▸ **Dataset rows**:
○ ○ ○ ○ ○ ○ ○

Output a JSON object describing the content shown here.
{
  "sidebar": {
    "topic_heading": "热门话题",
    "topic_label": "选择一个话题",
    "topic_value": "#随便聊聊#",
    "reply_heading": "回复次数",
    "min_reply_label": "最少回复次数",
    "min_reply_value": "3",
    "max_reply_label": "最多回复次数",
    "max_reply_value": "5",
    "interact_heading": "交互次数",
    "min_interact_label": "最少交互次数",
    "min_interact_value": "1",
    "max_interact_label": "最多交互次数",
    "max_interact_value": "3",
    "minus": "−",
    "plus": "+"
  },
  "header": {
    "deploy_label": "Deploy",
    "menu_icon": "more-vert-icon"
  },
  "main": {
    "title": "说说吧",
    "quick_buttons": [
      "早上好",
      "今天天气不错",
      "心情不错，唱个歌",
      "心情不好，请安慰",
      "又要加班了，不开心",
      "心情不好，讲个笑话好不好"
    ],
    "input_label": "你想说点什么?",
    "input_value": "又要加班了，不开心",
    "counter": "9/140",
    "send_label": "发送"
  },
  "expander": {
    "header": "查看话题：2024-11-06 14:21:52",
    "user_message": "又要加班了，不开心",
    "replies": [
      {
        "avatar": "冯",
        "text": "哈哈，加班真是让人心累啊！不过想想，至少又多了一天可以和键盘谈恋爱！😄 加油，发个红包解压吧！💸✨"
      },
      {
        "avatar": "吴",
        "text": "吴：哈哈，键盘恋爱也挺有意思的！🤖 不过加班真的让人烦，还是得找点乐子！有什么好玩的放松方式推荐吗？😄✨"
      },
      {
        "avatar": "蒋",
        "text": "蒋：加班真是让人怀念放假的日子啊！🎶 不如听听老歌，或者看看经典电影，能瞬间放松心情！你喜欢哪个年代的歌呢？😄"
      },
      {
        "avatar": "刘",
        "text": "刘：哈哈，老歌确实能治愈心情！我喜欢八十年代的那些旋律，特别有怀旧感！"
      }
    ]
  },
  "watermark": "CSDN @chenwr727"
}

○ ○ ○ ○ ○ ○ ○

▸ **WHAT IS BEING ASKED**: What is needed here is an exact reproduction of all the entries.

▸ **RESPONSE BELOW**:
Output a JSON object describing the content shown here.
{
  "sidebar": {
    "topic_heading": "热门话题",
    "topic_label": "选择一个话题",
    "topic_value": "#随便聊聊#",
    "reply_heading": "回复次数",
    "min_reply_label": "最少回复次数",
    "min_reply_value": "3",
    "max_reply_label": "最多回复次数",
    "max_reply_value": "5",
    "interact_heading": "交互次数",
    "min_interact_label": "最少交互次数",
    "min_interact_value": "1",
    "max_interact_label": "最多交互次数",
    "max_interact_value": "3",
    "minus": "−",
    "plus": "+"
  },
  "header": {
    "deploy_label": "Deploy",
    "menu_icon": "more-vert-icon"
  },
  "main": {
    "title": "说说吧",
    "quick_buttons": [
      "早上好",
      "今天天气不错",
      "心情不错，唱个歌",
      "心情不好，请安慰",
      "又要加班了，不开心",
      "心情不好，讲个笑话好不好"
    ],
    "input_label": "你想说点什么?",
    "input_value": "又要加班了，不开心",
    "counter": "9/140",
    "send_label": "发送"
  },
  "expander": {
    "header": "查看话题：2024-11-06 14:21:52",
    "user_message": "又要加班了，不开心",
    "replies": [
      {
        "avatar": "冯",
        "text": "哈哈，加班真是让人心累啊！不过想想，至少又多了一天可以和键盘谈恋爱！😄 加油，发个红包解压吧！💸✨"
      },
      {
        "avatar": "吴",
        "text": "吴：哈哈，键盘恋爱也挺有意思的！🤖 不过加班真的让人烦，还是得找点乐子！有什么好玩的放松方式推荐吗？😄✨"
      },
      {
        "avatar": "蒋",
        "text": "蒋：加班真是让人怀念放假的日子啊！🎶 不如听听老歌，或者看看经典电影，能瞬间放松心情！你喜欢哪个年代的歌呢？😄"
      },
      {
        "avatar": "刘",
        "text": "刘：哈哈，老歌确实能治愈心情！我喜欢八十年代的那些旋律，特别有怀旧感！"
      }
    ]
  },
  "watermark": "CSDN @chenwr727"
}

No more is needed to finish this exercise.